** START OF INPUT DATA **

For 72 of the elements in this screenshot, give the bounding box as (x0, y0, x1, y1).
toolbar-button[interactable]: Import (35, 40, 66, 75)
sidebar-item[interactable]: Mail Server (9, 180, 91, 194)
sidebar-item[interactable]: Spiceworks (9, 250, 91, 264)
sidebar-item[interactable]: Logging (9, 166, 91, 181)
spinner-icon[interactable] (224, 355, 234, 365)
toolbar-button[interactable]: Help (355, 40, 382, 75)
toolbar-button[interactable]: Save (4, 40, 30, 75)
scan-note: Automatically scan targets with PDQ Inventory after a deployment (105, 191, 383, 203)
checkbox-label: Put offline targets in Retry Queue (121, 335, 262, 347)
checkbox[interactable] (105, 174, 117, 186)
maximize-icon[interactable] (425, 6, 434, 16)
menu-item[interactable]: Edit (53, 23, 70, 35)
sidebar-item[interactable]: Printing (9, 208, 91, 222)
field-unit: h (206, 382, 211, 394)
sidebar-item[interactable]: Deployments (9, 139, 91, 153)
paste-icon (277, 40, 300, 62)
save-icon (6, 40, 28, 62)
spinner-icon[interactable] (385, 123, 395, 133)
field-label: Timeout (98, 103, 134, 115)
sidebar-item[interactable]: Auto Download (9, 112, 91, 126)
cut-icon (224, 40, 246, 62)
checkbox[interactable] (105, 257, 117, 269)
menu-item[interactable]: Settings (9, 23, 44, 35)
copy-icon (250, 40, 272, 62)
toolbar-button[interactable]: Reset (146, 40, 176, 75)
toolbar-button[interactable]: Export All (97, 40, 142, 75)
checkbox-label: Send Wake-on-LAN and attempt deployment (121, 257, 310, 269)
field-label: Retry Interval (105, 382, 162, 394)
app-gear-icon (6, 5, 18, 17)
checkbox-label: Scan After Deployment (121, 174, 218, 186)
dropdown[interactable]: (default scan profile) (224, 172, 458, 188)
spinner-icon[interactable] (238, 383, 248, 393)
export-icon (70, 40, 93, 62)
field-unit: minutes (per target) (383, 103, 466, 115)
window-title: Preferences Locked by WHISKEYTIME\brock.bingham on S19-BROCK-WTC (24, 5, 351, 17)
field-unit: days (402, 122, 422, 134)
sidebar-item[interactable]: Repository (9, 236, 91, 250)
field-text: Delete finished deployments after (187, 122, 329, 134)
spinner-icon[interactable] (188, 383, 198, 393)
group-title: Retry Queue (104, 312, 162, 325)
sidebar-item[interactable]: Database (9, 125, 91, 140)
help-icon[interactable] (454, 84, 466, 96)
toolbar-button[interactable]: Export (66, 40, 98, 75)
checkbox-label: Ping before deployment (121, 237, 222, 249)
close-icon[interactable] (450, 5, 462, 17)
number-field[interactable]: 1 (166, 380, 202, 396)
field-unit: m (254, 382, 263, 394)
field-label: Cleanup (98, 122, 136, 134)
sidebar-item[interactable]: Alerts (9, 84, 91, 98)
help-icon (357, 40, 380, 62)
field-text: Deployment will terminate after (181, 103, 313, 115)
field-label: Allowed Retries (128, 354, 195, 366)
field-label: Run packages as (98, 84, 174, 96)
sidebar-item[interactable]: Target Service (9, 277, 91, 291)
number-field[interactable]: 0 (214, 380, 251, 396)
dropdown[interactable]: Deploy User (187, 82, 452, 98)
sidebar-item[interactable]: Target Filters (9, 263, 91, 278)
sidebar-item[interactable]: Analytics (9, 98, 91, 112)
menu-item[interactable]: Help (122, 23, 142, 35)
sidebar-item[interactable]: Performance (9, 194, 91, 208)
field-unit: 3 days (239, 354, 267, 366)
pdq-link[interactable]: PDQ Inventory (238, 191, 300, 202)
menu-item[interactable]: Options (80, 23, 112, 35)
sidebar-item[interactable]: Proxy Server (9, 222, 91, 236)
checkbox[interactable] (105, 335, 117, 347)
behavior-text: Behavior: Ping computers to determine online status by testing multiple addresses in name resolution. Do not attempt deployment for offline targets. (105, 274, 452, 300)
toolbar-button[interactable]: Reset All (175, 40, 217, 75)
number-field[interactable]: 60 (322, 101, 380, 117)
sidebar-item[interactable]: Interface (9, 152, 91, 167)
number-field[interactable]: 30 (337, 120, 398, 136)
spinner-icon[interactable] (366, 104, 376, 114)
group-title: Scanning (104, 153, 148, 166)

** END OF INPUT DATA **
** START OF INPUT DATA **

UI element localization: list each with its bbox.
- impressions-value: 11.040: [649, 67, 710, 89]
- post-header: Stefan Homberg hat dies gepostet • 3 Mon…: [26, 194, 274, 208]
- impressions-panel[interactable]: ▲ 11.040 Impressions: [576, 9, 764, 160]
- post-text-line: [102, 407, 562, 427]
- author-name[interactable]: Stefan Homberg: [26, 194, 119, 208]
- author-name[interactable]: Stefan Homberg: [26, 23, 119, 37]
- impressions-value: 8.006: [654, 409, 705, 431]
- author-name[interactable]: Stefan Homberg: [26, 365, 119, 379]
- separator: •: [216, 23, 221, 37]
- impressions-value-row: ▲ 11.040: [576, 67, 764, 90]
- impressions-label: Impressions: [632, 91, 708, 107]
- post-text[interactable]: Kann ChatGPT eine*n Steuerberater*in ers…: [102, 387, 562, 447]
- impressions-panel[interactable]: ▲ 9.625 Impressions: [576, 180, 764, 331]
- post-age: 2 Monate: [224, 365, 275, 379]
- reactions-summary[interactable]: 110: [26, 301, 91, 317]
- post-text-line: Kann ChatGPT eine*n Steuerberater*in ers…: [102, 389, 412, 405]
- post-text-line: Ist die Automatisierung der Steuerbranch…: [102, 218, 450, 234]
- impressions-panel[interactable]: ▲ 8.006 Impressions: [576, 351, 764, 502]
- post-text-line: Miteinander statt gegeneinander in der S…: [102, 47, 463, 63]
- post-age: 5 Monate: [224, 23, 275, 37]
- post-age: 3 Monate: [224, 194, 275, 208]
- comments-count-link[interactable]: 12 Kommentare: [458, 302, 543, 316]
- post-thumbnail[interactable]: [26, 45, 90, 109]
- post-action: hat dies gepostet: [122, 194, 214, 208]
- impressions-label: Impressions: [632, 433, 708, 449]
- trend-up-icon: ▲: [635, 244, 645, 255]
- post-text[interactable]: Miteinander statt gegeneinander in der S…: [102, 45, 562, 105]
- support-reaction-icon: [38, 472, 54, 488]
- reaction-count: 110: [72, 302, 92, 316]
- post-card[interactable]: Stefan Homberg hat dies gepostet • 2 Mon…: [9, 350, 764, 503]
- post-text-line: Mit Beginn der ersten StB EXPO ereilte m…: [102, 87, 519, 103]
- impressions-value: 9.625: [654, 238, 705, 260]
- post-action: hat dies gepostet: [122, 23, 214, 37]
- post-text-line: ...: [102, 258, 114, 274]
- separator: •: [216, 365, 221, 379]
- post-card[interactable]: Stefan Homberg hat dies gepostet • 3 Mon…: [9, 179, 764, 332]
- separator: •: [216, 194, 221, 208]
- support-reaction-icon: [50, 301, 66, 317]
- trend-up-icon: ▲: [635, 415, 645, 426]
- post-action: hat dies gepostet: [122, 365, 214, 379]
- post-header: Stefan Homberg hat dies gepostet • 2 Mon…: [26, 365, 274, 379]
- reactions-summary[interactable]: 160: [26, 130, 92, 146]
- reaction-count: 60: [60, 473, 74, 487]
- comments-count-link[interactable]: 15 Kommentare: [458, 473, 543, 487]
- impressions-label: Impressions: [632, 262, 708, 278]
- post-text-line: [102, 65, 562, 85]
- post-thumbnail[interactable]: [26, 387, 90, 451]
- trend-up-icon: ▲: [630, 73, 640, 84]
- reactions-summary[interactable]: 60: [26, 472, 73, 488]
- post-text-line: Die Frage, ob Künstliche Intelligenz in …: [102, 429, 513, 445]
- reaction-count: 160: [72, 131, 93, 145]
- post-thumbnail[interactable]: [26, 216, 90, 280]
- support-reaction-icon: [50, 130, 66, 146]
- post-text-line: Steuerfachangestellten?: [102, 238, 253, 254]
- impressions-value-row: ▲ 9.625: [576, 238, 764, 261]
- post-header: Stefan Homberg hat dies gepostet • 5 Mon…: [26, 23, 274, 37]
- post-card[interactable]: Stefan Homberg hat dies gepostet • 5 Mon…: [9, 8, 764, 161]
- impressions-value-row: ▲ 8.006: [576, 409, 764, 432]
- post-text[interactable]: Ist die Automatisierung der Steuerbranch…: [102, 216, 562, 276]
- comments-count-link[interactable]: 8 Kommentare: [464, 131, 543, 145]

** END OF INPUT DATA **

GIVEN PROBLEM – Write out again the lines starting with the one that contains "For 72 of the" and going on through the one that contains "menu-item[interactable]: Settings (9, 23, 44, 35)", swapping every "sidebar-item" for "nav-item". Leave everything else in those lines unchanged.

OUTPUT FOR THIS TASK –
For 72 of the elements in this screenshot, give the bounding box as (x0, y0, x1, y1).
toolbar-button[interactable]: Import (35, 40, 66, 75)
nav-item[interactable]: Mail Server (9, 180, 91, 194)
nav-item[interactable]: Spiceworks (9, 250, 91, 264)
nav-item[interactable]: Logging (9, 166, 91, 181)
spinner-icon[interactable] (224, 355, 234, 365)
toolbar-button[interactable]: Help (355, 40, 382, 75)
toolbar-button[interactable]: Save (4, 40, 30, 75)
scan-note: Automatically scan targets with PDQ Inventory after a deployment (105, 191, 383, 203)
checkbox-label: Put offline targets in Retry Queue (121, 335, 262, 347)
checkbox[interactable] (105, 174, 117, 186)
maximize-icon[interactable] (425, 6, 434, 16)
menu-item[interactable]: Edit (53, 23, 70, 35)
nav-item[interactable]: Printing (9, 208, 91, 222)
field-unit: h (206, 382, 211, 394)
nav-item[interactable]: Deployments (9, 139, 91, 153)
paste-icon (277, 40, 300, 62)
save-icon (6, 40, 28, 62)
spinner-icon[interactable] (385, 123, 395, 133)
field-label: Timeout (98, 103, 134, 115)
nav-item[interactable]: Auto Download (9, 112, 91, 126)
cut-icon (224, 40, 246, 62)
checkbox[interactable] (105, 257, 117, 269)
menu-item[interactable]: Settings (9, 23, 44, 35)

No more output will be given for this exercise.